CONSEGNA 1
Secondo il testo sul Beige Book della Fed, quante volte all'anno la Fed pubblica il suo documento di sintesi della situazione economica?
CONSEGNA 2
Trascrivi senza modifiche il passo del testo sul Beige Book della Fed compreso tra "Perché con una" e "veicoli e componentistica.", estremi inclusi.

TESTO ESTRATTO
○ ○ ○ ○

Mentre Jerome Powell blandiva i mercati, la Fed pubblicava l’ultimo documento di sintesi economica. Il cui sunto era una smentita totale della narrativa ufficiale. E qualcuno, già opera in de-risk
Troppo presto per ritirare gli stimoli. Dell’audizione di Jerome Powell di fronte al Comitato finanziario del Congresso è rimasto solo questo: di fatto, l’unica cosa che conta per i mercati. Della seconda e ultima presenza istituzionale del numero uno della Fed, quella di oggi al Senato, nemmeno menzione. C’è però un problema. Il governatore della Banca centrale Usa ha lanciato la sua ennesima secchiata di acqua gelata sui bollori da tapering degli investitori nella medesima giornata di pubblicazione dei Beige Book dell’istituzione che guida.
Cosa sia, è presto detto. Otto volte l’anno, la Fed pubblica un documento di sintesi della situazione economica del Paese che nasce dall’elaborazione delle informazioni che i vari Distretti ottengono sul territorio di competenza, interpellando i cosiddetti contatti. Ovvero banche, aziende, economisti ed esperti. Un bell’esame di sangue di controllo, insomma. E cosa è emerso dall’ultimo documento reso noto, quello del 14 luglio? Basta una frase, la stessa che i partecipanti del mercato hanno sottolineato in rosso: Mentre alcuni contatti ritengono che le pressioni sui prezzi siano transitorie, la maggioranza si attende ulteriori incrementi nei costi alla fonte e nei prezzi di vendita nei prossimi mesi. Insomma, la Fed smentisce se stessa. Clamorosamente.
E anche la retorica, sempre meno convinta, del proprio numero uno, il quale prosegue con la narrazione riguardo la transitorietà dell’inflazione ma che, proprio oggi al Senato, ha dovuto ammettere come il tasso attuale sia già ben al di sopra del 2% e permarrà tale per un periodo di tempo più prolungato del previsto. Se le dinamiche dei prezzi registreranno un trend di aumento sostenuto, la Fed interverrà e dovrà cambiare la propria politica, ha concesso Jerome Powell. Ma c’è dell’altro. E sempre contenuto nel Beige Book, quindi in un documento ufficiale della Federal Reserve. Questo grafico
Fonte: Federal Reserve/Zerohedge
mostra il numero di volte in cui è menzionato il termine carenza, relativo alle componenti necessarie all’industria. Di fatto, la certificazione di un rischio di stagflazione per l’economia Usa.
Perché con una dinamica dei prezzi che, nel migliore dei casi, resterà comunque ben al di sopra del target ufficiale del 2% per tutto il 2021 e un trend da collo di bottiglia nella supply chain globale, in primis relativo ai chip e ai semi-conduttori che toccano comparti esiziali come automotive e tech , il risultato prospettico di questa addizione appare decisamente elementare da ricavare. E questo grafico
Fonte: Bloomberg
mostra come una conferma sia arrivata in tempo reale, proprio mentre Jerome Powell prendeva posto al Senato e si preparava al fuoco di fila. Se il dato della produzione manifatturiera Usa a giugno ha segnato nel suo complesso un -0,1% su base mensile contro attese di un +0,3% e dopo il +0,9% di maggio, a operare da driver al ribasso ci ha pensato proprio il -5,4% su base mensile della produzione di veicoli e componentistica.

○ ○ ○ ○

DATI FORNITI
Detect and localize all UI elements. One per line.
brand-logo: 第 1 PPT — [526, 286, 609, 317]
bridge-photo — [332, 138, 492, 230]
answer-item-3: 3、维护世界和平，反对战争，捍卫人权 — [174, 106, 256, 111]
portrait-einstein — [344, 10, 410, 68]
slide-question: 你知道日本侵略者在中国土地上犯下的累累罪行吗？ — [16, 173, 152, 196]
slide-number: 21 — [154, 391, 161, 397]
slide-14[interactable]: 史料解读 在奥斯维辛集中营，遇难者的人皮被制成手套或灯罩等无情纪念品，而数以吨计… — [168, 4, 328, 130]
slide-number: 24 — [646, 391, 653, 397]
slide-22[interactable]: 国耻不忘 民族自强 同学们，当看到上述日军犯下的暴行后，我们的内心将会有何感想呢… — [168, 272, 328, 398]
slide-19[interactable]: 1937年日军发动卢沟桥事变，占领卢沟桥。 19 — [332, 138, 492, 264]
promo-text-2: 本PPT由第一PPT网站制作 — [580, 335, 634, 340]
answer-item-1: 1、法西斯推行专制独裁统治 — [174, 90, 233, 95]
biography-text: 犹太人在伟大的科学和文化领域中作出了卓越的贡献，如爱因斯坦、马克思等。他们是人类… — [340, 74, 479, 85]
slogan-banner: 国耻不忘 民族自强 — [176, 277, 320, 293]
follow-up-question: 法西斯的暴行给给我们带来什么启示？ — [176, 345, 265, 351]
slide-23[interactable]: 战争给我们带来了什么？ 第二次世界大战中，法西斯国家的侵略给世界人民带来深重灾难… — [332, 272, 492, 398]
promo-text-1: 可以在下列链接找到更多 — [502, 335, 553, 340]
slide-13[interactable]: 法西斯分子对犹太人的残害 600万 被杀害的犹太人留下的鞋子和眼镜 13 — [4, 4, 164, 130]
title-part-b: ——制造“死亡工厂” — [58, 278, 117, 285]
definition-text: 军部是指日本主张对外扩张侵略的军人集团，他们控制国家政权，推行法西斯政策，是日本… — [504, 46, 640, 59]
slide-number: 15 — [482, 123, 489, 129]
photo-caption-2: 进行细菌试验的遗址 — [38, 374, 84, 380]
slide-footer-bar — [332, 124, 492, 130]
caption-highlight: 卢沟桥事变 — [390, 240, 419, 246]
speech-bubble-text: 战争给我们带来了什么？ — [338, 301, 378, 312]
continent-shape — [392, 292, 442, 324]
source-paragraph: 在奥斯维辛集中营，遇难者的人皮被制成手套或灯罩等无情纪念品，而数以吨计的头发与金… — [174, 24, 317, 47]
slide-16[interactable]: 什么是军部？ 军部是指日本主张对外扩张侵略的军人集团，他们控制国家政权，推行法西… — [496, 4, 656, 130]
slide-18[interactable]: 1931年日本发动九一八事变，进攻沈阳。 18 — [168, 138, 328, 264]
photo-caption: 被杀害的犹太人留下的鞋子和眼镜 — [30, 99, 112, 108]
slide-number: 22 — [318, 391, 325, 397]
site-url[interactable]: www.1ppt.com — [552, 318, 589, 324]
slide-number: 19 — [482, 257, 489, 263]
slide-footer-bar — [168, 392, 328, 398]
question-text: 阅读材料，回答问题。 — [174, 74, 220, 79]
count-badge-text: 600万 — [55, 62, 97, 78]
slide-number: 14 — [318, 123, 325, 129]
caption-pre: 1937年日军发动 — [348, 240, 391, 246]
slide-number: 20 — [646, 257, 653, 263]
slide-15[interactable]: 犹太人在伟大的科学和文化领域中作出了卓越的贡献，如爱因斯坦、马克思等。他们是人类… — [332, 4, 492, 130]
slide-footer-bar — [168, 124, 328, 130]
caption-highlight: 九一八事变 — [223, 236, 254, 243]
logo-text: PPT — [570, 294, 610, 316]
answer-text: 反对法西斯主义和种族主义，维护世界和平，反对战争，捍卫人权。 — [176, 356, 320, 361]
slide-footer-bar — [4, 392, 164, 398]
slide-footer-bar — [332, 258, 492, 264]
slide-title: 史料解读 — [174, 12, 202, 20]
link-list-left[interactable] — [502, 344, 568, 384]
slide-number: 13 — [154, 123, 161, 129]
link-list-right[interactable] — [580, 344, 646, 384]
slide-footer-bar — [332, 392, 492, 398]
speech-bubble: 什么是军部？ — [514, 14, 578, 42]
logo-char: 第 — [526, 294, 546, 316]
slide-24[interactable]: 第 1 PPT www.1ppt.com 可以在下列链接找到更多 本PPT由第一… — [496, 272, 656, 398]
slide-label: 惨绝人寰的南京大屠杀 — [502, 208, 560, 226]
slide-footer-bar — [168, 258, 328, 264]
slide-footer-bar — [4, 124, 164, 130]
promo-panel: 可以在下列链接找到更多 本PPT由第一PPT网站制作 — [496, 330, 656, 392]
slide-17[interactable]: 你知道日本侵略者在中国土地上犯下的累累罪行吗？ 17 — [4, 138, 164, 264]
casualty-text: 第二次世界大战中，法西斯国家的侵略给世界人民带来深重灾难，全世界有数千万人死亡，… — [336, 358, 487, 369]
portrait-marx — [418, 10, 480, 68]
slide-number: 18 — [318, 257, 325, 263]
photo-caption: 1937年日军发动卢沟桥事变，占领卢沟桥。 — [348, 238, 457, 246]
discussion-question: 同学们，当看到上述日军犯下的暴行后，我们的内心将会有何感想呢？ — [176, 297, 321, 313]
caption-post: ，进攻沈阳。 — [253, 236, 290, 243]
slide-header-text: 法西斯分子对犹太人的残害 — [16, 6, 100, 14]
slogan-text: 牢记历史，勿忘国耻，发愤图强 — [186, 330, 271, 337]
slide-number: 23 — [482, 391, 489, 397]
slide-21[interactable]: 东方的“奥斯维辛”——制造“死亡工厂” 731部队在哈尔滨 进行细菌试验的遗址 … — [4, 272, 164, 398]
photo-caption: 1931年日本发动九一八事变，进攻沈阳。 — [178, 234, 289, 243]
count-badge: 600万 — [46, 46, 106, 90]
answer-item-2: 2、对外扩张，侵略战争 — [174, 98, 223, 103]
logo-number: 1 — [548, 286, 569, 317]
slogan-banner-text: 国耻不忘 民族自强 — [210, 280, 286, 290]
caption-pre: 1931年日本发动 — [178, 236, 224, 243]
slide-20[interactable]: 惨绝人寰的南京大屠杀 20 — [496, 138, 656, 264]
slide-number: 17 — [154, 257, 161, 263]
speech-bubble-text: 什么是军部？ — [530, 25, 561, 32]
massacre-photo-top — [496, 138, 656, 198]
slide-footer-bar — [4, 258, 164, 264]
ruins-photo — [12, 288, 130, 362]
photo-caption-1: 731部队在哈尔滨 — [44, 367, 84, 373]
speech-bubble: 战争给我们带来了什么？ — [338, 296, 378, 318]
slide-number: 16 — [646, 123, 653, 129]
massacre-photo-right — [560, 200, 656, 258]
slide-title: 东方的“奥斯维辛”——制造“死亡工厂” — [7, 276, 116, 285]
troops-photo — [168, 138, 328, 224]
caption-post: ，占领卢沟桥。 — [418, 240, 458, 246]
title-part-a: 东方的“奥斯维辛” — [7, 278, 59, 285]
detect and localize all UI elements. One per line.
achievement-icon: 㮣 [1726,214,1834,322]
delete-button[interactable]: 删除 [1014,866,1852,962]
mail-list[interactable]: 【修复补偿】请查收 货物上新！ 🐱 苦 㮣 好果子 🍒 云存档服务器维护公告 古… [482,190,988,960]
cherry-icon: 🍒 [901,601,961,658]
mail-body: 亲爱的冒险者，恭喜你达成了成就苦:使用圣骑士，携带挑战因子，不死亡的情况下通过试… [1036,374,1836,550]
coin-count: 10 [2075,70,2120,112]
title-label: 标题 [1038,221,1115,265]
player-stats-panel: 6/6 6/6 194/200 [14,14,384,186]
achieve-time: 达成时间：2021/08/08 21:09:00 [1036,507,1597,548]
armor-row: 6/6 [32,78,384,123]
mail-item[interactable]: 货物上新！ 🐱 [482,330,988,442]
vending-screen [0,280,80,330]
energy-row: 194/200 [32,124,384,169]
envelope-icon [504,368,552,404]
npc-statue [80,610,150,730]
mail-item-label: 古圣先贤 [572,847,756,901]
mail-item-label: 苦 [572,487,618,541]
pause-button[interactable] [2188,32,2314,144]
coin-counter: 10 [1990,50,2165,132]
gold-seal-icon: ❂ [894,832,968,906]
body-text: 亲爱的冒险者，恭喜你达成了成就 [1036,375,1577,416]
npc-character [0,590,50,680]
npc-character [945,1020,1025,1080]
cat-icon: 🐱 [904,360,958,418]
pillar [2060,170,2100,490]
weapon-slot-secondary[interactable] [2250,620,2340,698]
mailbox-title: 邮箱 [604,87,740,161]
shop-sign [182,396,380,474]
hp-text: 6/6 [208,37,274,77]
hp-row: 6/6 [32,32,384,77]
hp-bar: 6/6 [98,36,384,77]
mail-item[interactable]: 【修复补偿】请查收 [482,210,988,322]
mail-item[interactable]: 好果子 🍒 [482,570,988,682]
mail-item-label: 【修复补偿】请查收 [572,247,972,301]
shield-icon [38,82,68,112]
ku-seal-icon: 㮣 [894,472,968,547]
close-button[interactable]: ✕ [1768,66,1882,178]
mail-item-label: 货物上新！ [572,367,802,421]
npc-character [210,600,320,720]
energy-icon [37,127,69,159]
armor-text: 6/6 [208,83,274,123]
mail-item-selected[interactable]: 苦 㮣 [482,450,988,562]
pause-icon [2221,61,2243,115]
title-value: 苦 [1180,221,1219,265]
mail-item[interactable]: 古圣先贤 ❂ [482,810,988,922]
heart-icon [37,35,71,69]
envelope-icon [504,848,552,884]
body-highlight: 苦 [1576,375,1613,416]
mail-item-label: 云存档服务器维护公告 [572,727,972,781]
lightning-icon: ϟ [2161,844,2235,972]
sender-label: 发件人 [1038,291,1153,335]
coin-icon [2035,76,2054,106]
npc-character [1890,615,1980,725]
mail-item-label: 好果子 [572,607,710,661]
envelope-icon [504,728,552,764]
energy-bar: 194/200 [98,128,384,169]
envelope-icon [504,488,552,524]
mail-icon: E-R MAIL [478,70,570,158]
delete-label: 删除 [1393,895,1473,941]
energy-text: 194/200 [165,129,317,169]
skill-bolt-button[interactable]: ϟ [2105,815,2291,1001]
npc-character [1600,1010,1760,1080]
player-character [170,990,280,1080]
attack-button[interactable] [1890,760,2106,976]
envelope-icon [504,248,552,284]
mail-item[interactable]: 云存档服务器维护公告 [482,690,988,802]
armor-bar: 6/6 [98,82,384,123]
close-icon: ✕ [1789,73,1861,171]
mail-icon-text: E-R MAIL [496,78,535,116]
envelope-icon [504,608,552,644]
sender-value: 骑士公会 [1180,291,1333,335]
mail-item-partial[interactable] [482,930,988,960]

○ ○ ○ ○

RISPOSTA FINALE 1
Otto volte l'anno.

RISPOSTA FINALE 2
Perché con una dinamica dei prezzi che, nel migliore dei casi, resterà comunque ben al di sopra del target ufficiale del 2% per tutto il 2021 e un trend da collo di bottiglia nella supply chain globale, in primis relativo ai chip e ai semi-conduttori che toccano comparti esiziali come automotive e tech , il risultato prospettico di questa addizione appare decisamente elementare da ricavare. E questo grafico
Fonte: Bloomberg
mostra come una conferma sia arrivata in tempo reale, proprio mentre Jerome Powell prendeva posto al Senato e si preparava al fuoco di fila. Se il dato della produzione manifatturiera Usa a giugno ha segnato nel suo complesso un -0,1% su base mensile contro attese di un +0,3% e dopo il +0,9% di maggio, a operare da driver al ribasso ci ha pensato proprio il -5,4% su base mensile della produzione di veicoli e componentistica.